• [Task instructions] Please list all lines of the material below in which the string "screenshot" occurs.

• [Stored items from a collection]
>> begin

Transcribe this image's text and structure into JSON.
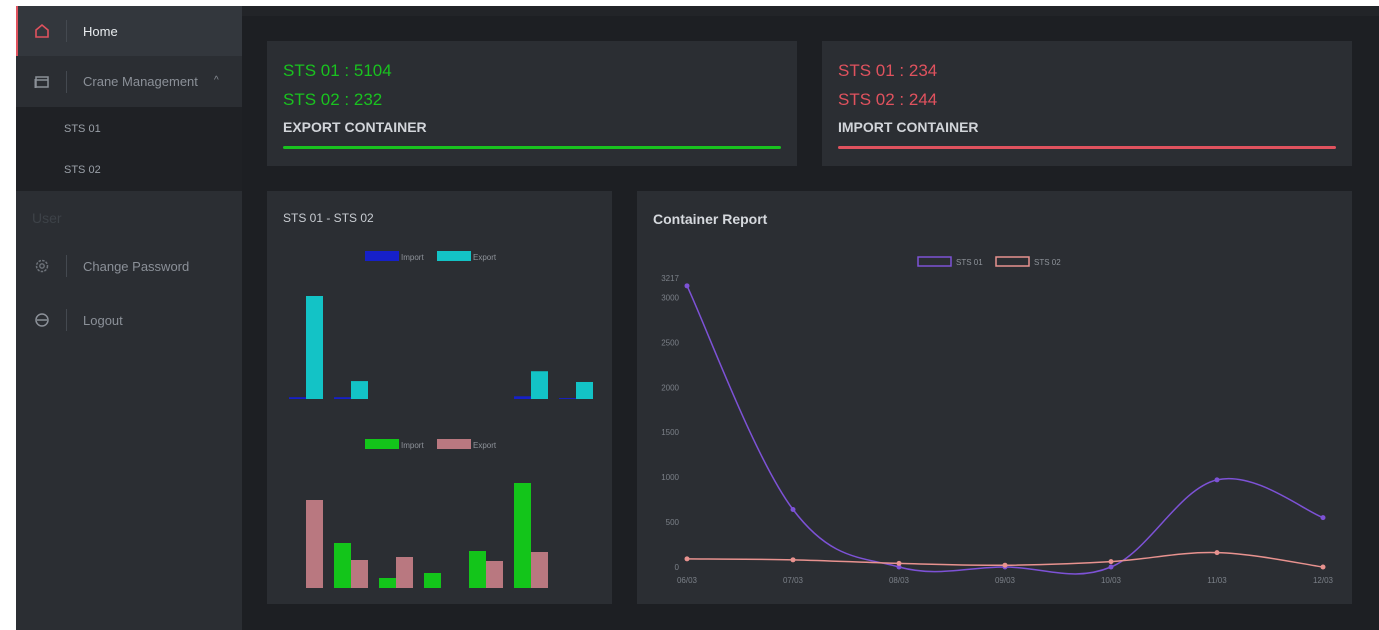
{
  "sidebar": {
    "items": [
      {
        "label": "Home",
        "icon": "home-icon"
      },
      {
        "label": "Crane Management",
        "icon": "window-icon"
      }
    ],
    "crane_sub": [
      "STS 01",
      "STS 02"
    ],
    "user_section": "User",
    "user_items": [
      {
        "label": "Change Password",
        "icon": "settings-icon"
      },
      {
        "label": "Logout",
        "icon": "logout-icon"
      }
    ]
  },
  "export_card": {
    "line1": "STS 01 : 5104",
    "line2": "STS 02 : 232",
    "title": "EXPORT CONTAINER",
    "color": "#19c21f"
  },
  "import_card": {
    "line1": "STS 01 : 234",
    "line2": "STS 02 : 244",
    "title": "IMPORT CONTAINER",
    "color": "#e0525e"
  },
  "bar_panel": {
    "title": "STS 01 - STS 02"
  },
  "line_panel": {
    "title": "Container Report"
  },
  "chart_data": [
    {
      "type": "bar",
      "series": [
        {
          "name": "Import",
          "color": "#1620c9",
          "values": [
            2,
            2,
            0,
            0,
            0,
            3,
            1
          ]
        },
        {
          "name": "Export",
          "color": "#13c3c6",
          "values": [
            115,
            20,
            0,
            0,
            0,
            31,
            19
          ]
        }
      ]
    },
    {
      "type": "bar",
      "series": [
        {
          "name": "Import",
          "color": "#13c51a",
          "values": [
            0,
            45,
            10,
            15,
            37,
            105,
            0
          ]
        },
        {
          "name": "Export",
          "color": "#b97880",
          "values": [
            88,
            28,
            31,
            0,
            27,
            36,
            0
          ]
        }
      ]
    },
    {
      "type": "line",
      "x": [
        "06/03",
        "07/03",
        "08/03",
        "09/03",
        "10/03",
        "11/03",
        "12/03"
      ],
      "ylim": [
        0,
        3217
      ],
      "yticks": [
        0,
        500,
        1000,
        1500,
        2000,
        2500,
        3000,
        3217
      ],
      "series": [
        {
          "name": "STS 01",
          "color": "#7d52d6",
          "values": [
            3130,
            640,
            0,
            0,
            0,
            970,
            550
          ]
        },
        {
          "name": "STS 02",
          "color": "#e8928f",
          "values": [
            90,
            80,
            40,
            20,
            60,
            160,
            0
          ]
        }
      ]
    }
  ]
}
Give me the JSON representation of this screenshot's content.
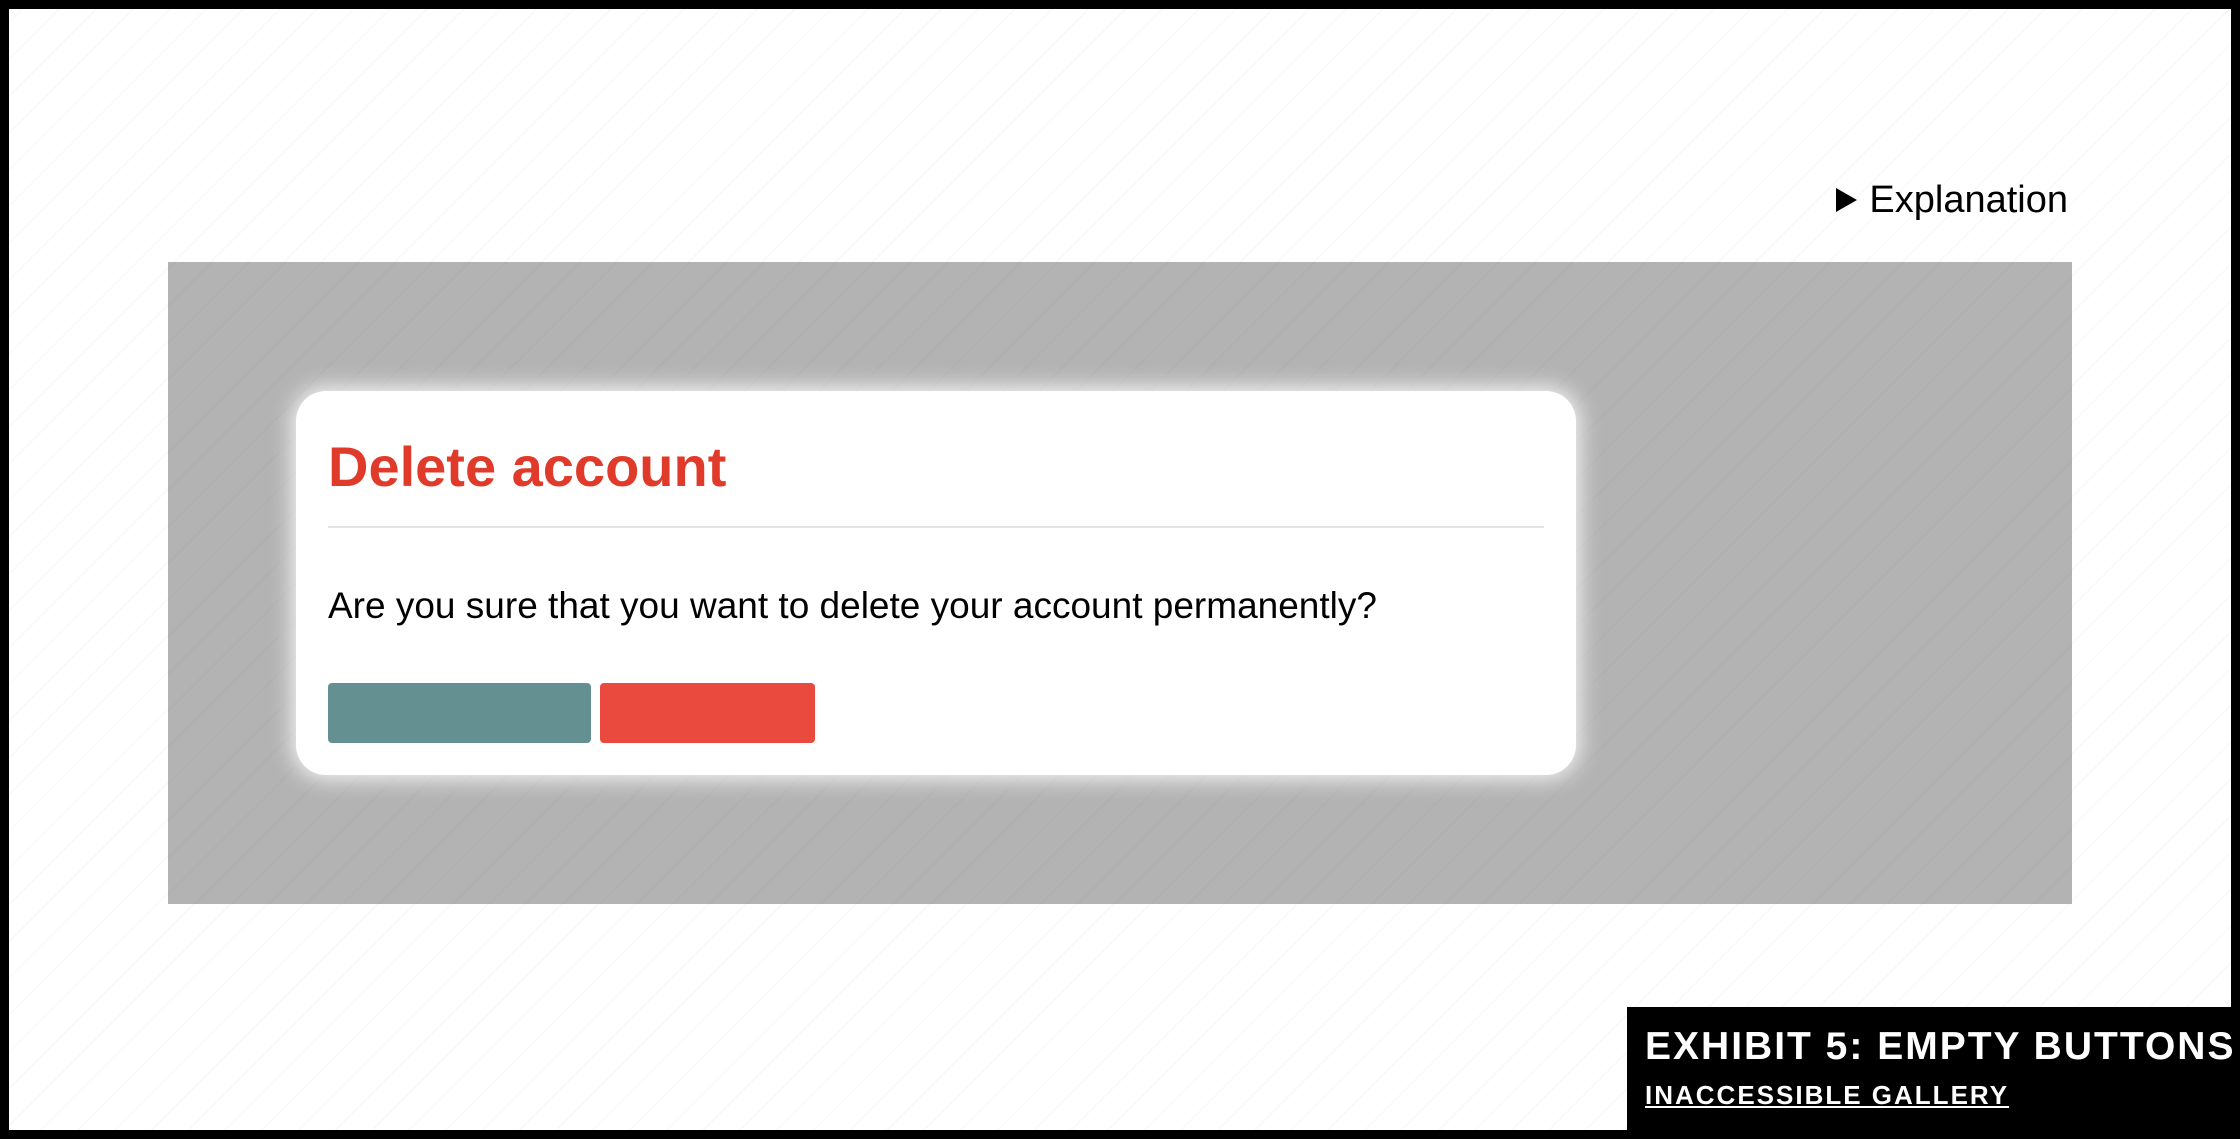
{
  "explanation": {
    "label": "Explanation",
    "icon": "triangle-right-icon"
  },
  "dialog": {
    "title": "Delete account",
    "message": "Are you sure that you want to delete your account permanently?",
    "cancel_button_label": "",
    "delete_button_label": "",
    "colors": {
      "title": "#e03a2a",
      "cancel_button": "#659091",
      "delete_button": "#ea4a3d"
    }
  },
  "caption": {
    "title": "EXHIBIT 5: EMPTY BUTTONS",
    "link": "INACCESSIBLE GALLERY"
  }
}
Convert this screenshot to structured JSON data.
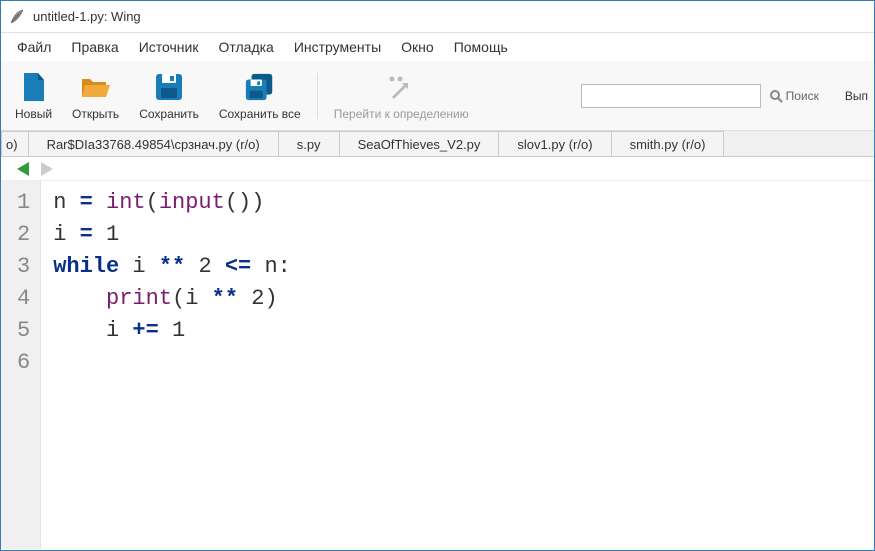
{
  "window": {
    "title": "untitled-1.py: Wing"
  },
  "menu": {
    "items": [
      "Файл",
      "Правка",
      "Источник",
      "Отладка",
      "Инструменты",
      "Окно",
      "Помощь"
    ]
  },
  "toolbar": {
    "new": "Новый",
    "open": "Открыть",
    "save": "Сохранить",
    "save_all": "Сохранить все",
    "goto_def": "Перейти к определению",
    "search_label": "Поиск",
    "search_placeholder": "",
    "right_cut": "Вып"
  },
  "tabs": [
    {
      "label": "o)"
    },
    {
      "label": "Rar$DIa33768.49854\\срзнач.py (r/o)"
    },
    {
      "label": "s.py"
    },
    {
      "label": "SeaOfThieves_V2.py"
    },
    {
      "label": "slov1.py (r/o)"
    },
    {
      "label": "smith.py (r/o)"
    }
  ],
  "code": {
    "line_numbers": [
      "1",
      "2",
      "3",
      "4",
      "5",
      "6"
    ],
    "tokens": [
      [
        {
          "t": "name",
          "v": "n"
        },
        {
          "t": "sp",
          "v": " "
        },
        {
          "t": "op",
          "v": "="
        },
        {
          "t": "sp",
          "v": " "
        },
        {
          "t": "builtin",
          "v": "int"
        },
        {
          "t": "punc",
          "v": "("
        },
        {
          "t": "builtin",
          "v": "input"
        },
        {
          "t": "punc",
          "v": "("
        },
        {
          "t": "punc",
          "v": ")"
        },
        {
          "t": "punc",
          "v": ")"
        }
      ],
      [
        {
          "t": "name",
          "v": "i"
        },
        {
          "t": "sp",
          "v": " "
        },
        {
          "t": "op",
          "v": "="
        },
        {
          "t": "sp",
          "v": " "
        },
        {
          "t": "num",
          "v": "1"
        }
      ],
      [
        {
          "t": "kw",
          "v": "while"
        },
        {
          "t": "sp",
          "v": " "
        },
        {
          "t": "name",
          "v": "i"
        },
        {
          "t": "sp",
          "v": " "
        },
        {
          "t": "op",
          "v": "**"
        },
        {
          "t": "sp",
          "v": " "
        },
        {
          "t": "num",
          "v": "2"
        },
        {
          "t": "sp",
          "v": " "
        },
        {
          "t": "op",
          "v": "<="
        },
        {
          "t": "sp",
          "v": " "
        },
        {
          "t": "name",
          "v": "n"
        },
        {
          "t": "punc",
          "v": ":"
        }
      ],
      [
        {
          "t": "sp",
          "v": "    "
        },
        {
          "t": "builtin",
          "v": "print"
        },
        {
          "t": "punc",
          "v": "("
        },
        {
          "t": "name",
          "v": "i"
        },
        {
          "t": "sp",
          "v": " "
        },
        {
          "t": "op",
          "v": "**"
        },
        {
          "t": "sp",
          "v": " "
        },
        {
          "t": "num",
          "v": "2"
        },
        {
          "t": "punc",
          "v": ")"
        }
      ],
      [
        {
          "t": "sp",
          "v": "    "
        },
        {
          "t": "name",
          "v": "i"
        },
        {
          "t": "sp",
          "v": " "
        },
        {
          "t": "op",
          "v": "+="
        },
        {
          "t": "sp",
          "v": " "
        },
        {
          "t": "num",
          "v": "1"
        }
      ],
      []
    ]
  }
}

>> end

• [Written solution]
Give me the JSON representation of this screenshot's content.
Convert this screenshot to structured JSON data.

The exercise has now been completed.